**RECORDS TO PROCESS**
● ● ● ●
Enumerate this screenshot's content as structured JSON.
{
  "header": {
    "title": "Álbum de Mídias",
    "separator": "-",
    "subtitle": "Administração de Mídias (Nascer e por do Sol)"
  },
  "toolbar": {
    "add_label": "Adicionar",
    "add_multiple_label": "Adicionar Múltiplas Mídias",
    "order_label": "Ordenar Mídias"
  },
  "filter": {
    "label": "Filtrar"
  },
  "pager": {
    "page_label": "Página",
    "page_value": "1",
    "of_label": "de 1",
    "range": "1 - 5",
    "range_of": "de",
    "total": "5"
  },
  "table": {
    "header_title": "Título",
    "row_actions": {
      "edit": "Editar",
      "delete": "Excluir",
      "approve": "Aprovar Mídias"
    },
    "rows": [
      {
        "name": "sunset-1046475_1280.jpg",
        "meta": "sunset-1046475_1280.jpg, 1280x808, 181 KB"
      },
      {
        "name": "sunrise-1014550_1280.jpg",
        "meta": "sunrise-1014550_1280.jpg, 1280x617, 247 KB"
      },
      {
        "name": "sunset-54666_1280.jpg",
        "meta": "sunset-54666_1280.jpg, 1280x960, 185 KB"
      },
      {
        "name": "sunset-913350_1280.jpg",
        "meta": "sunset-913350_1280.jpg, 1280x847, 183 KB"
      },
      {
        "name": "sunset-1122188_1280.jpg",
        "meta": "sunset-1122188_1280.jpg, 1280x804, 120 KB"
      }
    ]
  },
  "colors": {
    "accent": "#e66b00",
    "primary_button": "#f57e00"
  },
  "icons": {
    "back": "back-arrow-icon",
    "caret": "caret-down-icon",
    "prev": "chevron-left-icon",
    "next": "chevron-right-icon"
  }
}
● ● ● ●
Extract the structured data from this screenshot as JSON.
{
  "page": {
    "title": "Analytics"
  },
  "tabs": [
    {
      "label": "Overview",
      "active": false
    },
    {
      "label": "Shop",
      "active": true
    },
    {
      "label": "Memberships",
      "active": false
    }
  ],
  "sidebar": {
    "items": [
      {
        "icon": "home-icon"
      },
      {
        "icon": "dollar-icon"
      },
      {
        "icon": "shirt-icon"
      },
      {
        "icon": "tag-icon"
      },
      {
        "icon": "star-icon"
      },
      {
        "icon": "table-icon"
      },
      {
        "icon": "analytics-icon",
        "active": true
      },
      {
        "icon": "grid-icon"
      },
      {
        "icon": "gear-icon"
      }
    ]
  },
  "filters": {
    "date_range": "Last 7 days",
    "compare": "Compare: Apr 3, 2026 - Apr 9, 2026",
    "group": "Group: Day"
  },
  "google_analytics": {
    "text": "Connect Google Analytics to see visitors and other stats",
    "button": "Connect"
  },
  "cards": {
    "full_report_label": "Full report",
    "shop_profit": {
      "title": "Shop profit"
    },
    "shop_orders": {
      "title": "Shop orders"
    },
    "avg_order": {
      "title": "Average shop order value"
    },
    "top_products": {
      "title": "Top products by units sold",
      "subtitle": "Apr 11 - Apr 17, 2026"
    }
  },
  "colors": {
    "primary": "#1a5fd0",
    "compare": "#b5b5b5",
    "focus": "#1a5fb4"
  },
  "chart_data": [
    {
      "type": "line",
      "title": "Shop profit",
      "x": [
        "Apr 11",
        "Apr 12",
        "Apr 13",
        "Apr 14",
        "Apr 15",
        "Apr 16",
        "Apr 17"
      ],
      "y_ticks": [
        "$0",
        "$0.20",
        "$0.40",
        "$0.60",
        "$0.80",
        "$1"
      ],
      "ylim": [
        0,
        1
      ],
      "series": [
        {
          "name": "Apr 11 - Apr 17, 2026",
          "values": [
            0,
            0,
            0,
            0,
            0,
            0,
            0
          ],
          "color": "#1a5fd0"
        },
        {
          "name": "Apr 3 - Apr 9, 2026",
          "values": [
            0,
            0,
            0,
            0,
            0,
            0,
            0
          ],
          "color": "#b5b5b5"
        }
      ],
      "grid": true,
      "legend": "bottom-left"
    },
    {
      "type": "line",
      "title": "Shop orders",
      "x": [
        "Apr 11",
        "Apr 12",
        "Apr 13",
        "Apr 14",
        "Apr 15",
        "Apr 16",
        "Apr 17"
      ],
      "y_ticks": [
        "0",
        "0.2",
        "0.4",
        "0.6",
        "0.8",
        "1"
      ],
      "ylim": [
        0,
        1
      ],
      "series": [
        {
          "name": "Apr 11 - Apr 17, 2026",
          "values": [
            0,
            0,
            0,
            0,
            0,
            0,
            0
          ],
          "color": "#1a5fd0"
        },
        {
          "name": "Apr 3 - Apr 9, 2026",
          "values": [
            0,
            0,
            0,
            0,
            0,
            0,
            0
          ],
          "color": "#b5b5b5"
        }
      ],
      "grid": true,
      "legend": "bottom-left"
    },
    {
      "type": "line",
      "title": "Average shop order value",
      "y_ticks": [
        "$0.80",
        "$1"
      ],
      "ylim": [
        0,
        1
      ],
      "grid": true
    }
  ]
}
● ● ● ●
**PROBLEM DESCRIPTION**
Consider the entries above and return each line with the string "subtitle".

**ANSWER FOR THIS EXERCISE**
    "subtitle": "Administração de Mídias (Nascer e por do Sol)"
      "subtitle": "Apr 11 - Apr 17, 2026"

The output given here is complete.